» ИСХОДНЫЙ ОТРЫВОК:
__________

«В отношении физики мы имеем основания утверждать, что уже современная картина мира, хотя она… сверкает различными красками в зависимости от личности исследователя, содержит в себе некоторые черты, которых больше не изгладит никакая революция ни в природе, ни в мире человеческой мысли. Этот постоянный элемент, не зависящий… ни от какой мыслящей индивидуальности, и составляет то, что мы называем реальностью»[193].
Подобное понимание реальности характерно для многих больших ученых нашей эпохи, имеющих дело не только с абстрактной теорией, но и с практикой изучения самой этой реальности[194].
Хотя учение об относительности в широком смысле (под воздействием более специальной теории относительности А. Эйнштейна) действительно является детищем науки XX столетия, однако истоки самого этого учения уходят, как я уже отмечал раньше, не только в прошлое столетие, но и в гораздо более ранние времена. Разумеется, это было еще иное понятие об относительности по сравнению с его современными различными истолкованиями.
В 1927 г. проф. Н.И. Новосадский в большой вводной статье к новому русскому переводу «Поэтики» Аристотеля писал:
«Уже Аристотелю было ясно, что слово получает свое определенное значение только в связи с другими словами в предложении»[195].
И хотя в тексте «Поэтики» Аристотеля такой формулировки нет, но Н.И. Новосадский счел возможным именно так истолковать суждения античного мыслителя о подвижности значения слова в предложении. При этом автор предисловия был убежден, что подобный взгляд «правилен и в настоящее время». В комментарии характерно наречие только (значение выявляется «только в связи с другими словами»).
Обратимся теперь к гораздо более поздней эпохе – к эпохе позднего европейского Возрождения. Здесь проблема ставится иначе, как проблема взаимодействия частей и целого. Один из знатоков этого времени пишет:
«Человек той поры мыслил целостностями столь же универсальными, сколь мизерными были его действительные знания о них. Часть он мог воспринимать только как часть целого, в неразрывной связи с ним, через него… Свое положение в собственном доме он мог уяснить через положение короля в государстве, и наоборот… Если человек интересовался, какое положение занимает Солнце среди планет, то это вовсе не значит, что он был любителем астрономии… Пожалуй, никогда еще мысль о том, что все в мире взаимосвязано, не пользовалась столь всеобщим и чаще всего неосознанным признанием, как в XVI веке»[196].
Как видим, – и это очень важно, – понимание зависимости части от целого не всегда было признаком глубокого понимания законов природы и общества. Не умея осмыслить положение части в системе целого, человек той эпохи был склонен абсолютизировать целое.

__________

» ЗАДАНИЯ:
[1] В каком году Н.И. Новосадский написал вводную статью к новому русскому переводу «Поэтики» Аристотеля, согласно отрывку об относительности?
[2] Продолжите отрывок об относительности с того места, где он заканчивается.
Приведённые далее строки представляют собой самостоятельный материал.

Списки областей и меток
__________

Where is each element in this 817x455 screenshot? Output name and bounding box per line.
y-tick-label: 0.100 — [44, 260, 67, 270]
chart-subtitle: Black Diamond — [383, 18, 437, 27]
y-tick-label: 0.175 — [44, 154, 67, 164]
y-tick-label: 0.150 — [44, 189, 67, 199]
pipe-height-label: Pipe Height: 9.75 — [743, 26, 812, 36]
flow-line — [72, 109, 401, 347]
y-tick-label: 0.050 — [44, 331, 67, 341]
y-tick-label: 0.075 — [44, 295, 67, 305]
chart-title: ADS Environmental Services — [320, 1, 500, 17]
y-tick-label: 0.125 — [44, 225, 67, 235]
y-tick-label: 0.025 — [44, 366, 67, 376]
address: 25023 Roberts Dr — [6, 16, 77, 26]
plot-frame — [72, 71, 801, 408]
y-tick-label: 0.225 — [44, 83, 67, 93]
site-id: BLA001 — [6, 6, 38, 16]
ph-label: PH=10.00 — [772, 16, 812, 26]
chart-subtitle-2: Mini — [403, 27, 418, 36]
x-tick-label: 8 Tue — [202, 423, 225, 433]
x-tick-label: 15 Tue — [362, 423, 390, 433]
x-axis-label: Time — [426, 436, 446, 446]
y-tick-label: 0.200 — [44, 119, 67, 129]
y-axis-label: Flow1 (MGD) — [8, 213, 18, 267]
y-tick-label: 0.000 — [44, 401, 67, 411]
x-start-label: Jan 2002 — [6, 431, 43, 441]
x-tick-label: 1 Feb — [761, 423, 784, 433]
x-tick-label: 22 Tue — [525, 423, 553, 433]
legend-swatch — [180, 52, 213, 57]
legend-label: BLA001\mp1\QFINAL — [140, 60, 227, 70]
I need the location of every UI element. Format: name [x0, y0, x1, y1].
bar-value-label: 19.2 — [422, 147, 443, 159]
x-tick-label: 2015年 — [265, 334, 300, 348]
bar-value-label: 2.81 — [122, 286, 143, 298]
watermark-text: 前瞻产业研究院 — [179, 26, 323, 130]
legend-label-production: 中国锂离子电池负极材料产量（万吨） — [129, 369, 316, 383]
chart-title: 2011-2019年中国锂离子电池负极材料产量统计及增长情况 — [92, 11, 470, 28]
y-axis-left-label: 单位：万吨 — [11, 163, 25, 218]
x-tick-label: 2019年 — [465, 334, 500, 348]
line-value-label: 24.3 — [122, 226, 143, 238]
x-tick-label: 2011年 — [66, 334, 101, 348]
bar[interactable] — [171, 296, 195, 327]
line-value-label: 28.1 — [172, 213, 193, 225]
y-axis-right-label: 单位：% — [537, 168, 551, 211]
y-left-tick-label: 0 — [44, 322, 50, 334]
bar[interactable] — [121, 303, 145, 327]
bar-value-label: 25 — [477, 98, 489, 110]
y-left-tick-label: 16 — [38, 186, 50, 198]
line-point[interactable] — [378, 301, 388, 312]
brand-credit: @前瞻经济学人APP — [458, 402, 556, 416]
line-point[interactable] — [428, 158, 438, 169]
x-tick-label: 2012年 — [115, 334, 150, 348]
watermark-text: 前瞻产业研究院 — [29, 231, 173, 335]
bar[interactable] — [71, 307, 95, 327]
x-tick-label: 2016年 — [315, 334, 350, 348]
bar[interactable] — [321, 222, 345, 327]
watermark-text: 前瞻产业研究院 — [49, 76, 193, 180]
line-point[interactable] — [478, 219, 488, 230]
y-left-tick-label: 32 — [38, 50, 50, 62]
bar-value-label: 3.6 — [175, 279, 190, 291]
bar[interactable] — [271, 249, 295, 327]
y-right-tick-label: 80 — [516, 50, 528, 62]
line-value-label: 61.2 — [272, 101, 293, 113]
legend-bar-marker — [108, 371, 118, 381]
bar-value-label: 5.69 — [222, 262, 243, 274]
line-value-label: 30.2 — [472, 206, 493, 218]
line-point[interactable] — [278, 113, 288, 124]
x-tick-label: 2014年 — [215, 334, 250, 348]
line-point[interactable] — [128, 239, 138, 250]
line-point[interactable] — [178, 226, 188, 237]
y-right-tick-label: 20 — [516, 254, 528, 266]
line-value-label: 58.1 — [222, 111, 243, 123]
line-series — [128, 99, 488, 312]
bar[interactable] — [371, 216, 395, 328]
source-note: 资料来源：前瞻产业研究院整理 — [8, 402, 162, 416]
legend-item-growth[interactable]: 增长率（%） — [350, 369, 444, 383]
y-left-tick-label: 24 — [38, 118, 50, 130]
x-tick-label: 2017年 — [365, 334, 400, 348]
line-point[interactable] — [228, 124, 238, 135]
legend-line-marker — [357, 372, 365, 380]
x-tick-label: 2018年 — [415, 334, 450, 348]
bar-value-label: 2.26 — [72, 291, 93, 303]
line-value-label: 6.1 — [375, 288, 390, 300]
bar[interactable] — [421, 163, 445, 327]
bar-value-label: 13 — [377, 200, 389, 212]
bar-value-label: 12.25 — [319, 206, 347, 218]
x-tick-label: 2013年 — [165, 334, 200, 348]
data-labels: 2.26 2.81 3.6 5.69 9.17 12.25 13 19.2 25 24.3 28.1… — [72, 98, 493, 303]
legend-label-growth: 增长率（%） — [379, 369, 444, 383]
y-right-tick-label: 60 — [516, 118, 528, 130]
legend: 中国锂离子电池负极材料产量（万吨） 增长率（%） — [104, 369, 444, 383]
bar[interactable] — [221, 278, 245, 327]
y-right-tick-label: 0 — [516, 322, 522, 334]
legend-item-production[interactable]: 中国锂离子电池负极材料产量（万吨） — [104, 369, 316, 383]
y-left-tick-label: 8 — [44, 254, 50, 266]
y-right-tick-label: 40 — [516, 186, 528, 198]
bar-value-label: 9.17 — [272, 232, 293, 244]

__________

» ОЖИДАЕМЫЕ ОТВЕТЫ:
[1] В 1927 году.

[2]
В XIX столетии ситуация вновь меняется. Наука этого времени начинает пристально изучать теперь прежде всего отдельные объекты, подлежащие ее компетенции. Поэтому, как считают многие исследователи, в конце прошлого века уже возникает противоположная антиатомистическая концепция, выступающая против изолированного изучения частей, которые должны составлять сложное целое. Вновь складывается культ целого, культ принципа целостной структуры. Постепенно оформляется убеждение во всеобщей структурности всех вещей, явлений, понятий. Появляются и протесты против подобного осмысления структурности.
Как писал известный советский психолог Л.С. Выготский в предисловии к русскому переводу книги К. Кофки, уже в 30-х годах
«все кошки оказались серыми в сумерках этой всеобщей структурности: инстинктивные действия пчелы и разумные действия шимпанзе… Если восприятие курицы и действия математика одинаково структурны, то очевидно, что самый принцип, который не позволяет выделить различие, оказывается недостаточно расчлененным…»[197]
Возникла реальная опасность нерасчлененного истолкования самого принципа структурности применительно к разным наукам, имеющим дело с совершенно различными объектами. Появилась опасность утратить понимание специфики каждой науки в «сумерках всеобщей структурности».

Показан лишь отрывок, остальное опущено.